Pull out every line below containing the word "from".

-- Start Raw records --

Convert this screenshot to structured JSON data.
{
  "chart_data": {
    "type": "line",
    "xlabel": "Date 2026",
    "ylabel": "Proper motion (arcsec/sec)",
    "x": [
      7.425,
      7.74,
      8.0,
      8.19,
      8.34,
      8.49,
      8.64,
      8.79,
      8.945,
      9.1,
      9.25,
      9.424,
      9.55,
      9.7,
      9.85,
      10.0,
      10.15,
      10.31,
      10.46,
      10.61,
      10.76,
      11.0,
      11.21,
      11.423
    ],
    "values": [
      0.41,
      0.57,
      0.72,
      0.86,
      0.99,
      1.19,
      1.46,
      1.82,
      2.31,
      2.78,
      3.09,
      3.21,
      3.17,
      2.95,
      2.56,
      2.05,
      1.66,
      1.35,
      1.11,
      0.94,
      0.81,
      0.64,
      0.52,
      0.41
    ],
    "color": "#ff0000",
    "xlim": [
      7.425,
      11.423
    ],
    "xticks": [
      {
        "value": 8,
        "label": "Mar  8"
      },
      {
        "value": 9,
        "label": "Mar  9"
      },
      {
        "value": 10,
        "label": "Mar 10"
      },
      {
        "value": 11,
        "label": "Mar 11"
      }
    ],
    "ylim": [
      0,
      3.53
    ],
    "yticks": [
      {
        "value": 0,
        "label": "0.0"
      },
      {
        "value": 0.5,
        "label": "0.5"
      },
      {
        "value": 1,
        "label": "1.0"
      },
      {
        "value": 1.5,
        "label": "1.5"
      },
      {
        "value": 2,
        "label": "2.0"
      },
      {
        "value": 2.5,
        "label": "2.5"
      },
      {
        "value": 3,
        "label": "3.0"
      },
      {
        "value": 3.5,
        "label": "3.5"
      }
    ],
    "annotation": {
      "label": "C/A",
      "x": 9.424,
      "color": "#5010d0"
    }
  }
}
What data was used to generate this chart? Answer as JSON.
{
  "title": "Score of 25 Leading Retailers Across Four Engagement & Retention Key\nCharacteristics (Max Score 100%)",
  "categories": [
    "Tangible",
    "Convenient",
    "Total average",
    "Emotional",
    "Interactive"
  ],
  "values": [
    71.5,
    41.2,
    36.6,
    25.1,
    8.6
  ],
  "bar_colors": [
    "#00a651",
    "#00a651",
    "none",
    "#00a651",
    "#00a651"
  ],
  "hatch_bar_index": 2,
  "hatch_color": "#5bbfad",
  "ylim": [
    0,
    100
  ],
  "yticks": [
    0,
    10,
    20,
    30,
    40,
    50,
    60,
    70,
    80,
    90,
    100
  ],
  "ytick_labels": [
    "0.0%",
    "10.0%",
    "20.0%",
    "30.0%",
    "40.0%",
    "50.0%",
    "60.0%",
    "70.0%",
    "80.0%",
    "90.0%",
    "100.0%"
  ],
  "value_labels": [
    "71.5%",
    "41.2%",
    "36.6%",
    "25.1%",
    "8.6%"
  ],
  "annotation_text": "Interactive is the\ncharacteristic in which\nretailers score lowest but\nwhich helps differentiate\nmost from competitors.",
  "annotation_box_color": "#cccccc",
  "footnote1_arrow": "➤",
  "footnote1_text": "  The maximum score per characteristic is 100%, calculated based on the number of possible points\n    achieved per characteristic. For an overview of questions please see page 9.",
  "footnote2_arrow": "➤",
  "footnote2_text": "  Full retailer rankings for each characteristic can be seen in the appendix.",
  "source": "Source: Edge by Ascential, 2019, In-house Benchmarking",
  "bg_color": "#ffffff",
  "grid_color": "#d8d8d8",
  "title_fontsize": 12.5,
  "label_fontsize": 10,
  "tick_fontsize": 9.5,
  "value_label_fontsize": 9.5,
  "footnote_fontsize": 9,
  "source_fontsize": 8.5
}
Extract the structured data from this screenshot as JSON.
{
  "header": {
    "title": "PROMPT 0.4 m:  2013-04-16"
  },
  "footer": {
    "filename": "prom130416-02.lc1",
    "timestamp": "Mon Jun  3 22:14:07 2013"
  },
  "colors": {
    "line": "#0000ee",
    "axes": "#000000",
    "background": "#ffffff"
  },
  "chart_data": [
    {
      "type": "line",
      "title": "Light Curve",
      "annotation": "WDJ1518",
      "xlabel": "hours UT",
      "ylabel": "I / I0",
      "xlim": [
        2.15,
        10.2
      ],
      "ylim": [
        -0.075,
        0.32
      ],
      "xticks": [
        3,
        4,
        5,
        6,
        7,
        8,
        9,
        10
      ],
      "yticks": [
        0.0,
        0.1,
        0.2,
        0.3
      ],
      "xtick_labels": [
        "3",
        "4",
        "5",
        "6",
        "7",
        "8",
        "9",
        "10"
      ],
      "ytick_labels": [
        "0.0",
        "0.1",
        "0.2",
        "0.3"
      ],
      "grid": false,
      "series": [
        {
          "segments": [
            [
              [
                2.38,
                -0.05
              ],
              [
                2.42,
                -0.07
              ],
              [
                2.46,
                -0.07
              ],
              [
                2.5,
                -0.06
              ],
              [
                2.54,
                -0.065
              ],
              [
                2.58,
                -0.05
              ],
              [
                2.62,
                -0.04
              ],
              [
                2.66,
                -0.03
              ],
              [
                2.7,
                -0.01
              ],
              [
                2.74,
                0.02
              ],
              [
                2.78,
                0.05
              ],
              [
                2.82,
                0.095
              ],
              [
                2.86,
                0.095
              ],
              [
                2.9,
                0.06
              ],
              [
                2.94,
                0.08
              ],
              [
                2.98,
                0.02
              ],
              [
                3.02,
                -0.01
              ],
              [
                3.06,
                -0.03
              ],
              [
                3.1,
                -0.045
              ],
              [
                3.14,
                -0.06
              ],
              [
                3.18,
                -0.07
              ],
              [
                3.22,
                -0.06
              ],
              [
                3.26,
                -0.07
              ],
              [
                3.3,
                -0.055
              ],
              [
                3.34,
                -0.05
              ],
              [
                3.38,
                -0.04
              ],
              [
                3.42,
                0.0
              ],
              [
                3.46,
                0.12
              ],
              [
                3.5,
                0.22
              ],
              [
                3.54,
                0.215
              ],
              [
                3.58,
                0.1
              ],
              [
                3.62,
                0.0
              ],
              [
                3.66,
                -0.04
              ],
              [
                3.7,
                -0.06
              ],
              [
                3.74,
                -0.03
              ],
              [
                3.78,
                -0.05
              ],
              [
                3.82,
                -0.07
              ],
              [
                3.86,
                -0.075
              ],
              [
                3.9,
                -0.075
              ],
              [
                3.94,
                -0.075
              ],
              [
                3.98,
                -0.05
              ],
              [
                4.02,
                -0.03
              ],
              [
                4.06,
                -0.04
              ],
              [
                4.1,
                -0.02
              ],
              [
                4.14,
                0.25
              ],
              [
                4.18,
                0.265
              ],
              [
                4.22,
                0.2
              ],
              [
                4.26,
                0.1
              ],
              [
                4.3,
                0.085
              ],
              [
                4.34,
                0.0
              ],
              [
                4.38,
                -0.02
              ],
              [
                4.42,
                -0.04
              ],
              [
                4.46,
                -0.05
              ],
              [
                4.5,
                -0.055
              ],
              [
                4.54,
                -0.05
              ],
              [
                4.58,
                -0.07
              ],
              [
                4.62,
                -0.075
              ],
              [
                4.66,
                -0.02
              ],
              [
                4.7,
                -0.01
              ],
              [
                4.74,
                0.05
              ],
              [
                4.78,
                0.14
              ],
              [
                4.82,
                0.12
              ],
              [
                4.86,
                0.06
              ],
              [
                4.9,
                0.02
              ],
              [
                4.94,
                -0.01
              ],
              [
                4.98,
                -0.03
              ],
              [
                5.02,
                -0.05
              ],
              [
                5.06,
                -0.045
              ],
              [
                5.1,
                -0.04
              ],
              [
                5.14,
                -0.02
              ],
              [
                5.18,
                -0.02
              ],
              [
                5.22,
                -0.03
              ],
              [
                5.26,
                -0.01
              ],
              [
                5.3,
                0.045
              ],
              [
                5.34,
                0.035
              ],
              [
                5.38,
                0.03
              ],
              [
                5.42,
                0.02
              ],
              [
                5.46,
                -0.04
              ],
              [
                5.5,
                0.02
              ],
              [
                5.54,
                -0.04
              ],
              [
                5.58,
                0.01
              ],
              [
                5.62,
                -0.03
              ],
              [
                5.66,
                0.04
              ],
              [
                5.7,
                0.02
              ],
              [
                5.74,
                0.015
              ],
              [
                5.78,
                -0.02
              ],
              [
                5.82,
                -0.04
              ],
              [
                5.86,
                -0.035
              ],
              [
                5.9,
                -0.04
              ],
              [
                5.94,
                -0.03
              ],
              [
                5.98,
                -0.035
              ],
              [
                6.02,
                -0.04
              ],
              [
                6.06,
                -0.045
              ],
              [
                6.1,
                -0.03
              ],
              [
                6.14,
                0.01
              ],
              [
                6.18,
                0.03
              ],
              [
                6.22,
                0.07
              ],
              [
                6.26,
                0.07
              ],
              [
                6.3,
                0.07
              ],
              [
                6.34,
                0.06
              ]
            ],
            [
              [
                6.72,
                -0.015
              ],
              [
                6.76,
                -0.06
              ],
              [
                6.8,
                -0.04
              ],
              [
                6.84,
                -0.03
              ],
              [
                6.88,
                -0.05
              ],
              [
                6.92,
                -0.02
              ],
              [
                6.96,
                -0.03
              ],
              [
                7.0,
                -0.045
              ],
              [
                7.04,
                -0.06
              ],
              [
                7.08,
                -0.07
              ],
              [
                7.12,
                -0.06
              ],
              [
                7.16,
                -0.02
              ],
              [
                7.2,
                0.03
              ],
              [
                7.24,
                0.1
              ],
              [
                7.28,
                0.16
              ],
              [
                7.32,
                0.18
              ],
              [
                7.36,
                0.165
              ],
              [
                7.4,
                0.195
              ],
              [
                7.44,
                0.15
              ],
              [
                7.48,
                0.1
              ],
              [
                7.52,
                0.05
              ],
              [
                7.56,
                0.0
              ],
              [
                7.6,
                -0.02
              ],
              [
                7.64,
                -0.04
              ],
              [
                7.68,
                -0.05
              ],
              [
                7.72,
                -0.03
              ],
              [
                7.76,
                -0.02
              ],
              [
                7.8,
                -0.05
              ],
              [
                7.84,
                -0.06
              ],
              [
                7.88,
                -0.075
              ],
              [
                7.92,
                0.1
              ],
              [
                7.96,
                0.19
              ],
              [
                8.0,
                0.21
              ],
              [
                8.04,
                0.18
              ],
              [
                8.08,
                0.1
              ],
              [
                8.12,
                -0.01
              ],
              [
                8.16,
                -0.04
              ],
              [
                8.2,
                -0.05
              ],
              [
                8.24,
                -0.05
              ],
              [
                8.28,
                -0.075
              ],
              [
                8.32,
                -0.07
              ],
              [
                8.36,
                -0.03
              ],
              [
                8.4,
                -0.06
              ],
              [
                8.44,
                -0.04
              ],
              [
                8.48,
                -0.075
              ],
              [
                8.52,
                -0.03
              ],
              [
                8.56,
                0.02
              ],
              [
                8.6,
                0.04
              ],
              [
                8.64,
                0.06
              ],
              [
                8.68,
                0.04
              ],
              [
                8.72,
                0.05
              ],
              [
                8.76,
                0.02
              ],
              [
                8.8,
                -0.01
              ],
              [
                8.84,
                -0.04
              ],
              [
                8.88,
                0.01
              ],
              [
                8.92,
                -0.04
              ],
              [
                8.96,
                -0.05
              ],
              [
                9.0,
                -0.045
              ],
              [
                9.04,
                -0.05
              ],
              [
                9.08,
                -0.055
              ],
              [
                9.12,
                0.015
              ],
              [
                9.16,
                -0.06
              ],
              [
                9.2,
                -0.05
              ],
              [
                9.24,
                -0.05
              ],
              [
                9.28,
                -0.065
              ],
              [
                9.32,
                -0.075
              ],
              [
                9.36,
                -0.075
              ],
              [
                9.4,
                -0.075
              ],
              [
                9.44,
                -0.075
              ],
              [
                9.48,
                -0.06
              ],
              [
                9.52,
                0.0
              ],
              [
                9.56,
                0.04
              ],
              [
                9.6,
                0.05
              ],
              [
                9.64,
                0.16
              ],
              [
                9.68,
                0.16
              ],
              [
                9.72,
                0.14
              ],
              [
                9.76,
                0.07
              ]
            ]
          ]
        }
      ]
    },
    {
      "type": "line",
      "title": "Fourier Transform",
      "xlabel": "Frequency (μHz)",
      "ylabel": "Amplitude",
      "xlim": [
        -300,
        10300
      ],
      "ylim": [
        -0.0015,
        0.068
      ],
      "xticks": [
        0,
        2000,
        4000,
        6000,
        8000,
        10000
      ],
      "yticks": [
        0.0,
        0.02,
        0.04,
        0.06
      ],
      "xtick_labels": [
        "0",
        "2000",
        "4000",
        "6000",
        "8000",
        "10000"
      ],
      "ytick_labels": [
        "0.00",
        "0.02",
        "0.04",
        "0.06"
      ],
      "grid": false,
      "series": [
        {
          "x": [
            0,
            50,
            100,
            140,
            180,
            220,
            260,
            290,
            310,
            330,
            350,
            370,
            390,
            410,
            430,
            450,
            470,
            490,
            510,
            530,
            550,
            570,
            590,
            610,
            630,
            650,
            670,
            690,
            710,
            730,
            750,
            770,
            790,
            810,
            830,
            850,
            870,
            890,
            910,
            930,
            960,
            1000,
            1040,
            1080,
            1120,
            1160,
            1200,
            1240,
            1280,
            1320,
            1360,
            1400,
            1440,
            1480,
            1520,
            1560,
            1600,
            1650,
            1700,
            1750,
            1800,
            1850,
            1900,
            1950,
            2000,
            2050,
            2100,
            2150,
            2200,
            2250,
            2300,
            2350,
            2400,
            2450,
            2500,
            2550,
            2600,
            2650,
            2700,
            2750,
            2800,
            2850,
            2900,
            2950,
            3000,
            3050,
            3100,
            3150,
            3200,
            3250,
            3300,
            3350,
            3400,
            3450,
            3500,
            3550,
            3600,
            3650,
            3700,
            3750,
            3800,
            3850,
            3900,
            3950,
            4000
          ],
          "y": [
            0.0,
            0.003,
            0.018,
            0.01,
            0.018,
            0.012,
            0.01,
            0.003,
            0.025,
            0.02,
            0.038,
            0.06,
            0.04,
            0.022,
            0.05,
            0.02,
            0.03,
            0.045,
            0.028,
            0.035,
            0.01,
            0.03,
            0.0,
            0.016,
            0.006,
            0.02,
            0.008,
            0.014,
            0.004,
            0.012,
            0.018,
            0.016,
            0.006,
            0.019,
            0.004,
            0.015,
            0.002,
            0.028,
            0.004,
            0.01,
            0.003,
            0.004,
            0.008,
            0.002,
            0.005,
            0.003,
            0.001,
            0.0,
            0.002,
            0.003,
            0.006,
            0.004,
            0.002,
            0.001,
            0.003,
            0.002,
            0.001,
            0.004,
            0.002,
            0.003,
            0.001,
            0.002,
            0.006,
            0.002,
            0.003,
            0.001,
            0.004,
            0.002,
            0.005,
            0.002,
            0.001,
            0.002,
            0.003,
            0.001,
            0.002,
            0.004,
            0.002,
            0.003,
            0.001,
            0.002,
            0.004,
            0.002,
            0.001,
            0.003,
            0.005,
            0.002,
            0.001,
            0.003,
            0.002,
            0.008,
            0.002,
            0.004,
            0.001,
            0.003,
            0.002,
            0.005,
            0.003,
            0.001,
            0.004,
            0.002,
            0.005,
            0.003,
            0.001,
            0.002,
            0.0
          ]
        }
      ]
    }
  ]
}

-- End Raw records --

● **The solution**
  "annotation_text": "Interactive is the\ncharacteristic in which\nretailers score lowest but\nwhich helps differentiate\nmost from competitors.",
Extract the structured data from this screenshot as JSON.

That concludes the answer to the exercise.